> **RECORD SET**
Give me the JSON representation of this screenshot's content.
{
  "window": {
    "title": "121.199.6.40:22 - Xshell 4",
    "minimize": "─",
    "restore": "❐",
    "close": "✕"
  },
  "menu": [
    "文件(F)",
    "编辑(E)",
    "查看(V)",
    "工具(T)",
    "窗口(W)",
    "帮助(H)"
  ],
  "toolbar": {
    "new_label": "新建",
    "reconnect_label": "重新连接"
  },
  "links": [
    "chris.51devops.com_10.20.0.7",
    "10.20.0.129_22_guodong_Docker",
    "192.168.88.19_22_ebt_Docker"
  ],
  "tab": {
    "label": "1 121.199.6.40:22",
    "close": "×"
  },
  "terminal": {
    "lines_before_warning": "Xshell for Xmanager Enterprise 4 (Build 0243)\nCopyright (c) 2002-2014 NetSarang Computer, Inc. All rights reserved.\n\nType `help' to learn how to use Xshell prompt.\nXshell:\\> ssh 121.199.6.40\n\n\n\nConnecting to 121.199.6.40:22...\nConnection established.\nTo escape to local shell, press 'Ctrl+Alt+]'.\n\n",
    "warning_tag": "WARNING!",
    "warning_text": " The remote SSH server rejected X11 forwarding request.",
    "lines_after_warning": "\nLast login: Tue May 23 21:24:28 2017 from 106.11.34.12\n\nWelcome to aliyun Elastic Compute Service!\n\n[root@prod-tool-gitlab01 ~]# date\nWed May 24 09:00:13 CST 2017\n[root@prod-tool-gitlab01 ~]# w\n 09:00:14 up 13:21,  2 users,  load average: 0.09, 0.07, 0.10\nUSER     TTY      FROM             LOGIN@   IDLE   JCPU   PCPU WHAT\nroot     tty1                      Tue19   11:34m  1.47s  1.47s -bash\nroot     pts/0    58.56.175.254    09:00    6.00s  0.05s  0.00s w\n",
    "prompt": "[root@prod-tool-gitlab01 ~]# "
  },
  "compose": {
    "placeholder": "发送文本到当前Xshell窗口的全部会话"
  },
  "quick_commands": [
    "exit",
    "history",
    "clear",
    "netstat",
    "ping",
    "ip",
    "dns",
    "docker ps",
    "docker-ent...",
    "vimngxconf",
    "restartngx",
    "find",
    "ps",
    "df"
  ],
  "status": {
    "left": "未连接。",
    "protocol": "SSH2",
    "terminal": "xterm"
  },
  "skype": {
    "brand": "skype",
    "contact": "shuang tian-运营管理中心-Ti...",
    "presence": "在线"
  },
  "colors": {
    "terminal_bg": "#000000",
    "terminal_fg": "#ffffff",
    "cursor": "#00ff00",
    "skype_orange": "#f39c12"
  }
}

> **TASK DESCRIPTION**
Transcribe the material above in its entirety. Match it exactly.

> **TASK RESULT**
Give me the JSON representation of this screenshot's content.
{
  "window": {
    "title": "121.199.6.40:22 - Xshell 4",
    "minimize": "─",
    "restore": "❐",
    "close": "✕"
  },
  "menu": [
    "文件(F)",
    "编辑(E)",
    "查看(V)",
    "工具(T)",
    "窗口(W)",
    "帮助(H)"
  ],
  "toolbar": {
    "new_label": "新建",
    "reconnect_label": "重新连接"
  },
  "links": [
    "chris.51devops.com_10.20.0.7",
    "10.20.0.129_22_guodong_Docker",
    "192.168.88.19_22_ebt_Docker"
  ],
  "tab": {
    "label": "1 121.199.6.40:22",
    "close": "×"
  },
  "terminal": {
    "lines_before_warning": "Xshell for Xmanager Enterprise 4 (Build 0243)\nCopyright (c) 2002-2014 NetSarang Computer, Inc. All rights reserved.\n\nType `help' to learn how to use Xshell prompt.\nXshell:\\> ssh 121.199.6.40\n\n\n\nConnecting to 121.199.6.40:22...\nConnection established.\nTo escape to local shell, press 'Ctrl+Alt+]'.\n\n",
    "warning_tag": "WARNING!",
    "warning_text": " The remote SSH server rejected X11 forwarding request.",
    "lines_after_warning": "\nLast login: Tue May 23 21:24:28 2017 from 106.11.34.12\n\nWelcome to aliyun Elastic Compute Service!\n\n[root@prod-tool-gitlab01 ~]# date\nWed May 24 09:00:13 CST 2017\n[root@prod-tool-gitlab01 ~]# w\n 09:00:14 up 13:21,  2 users,  load average: 0.09, 0.07, 0.10\nUSER     TTY      FROM             LOGIN@   IDLE   JCPU   PCPU WHAT\nroot     tty1                      Tue19   11:34m  1.47s  1.47s -bash\nroot     pts/0    58.56.175.254    09:00    6.00s  0.05s  0.00s w\n",
    "prompt": "[root@prod-tool-gitlab01 ~]# "
  },
  "compose": {
    "placeholder": "发送文本到当前Xshell窗口的全部会话"
  },
  "quick_commands": [
    "exit",
    "history",
    "clear",
    "netstat",
    "ping",
    "ip",
    "dns",
    "docker ps",
    "docker-ent...",
    "vimngxconf",
    "restartngx",
    "find",
    "ps",
    "df"
  ],
  "status": {
    "left": "未连接。",
    "protocol": "SSH2",
    "terminal": "xterm"
  },
  "skype": {
    "brand": "skype",
    "contact": "shuang tian-运营管理中心-Ti...",
    "presence": "在线"
  },
  "colors": {
    "terminal_bg": "#000000",
    "terminal_fg": "#ffffff",
    "cursor": "#00ff00",
    "skype_orange": "#f39c12"
  }
}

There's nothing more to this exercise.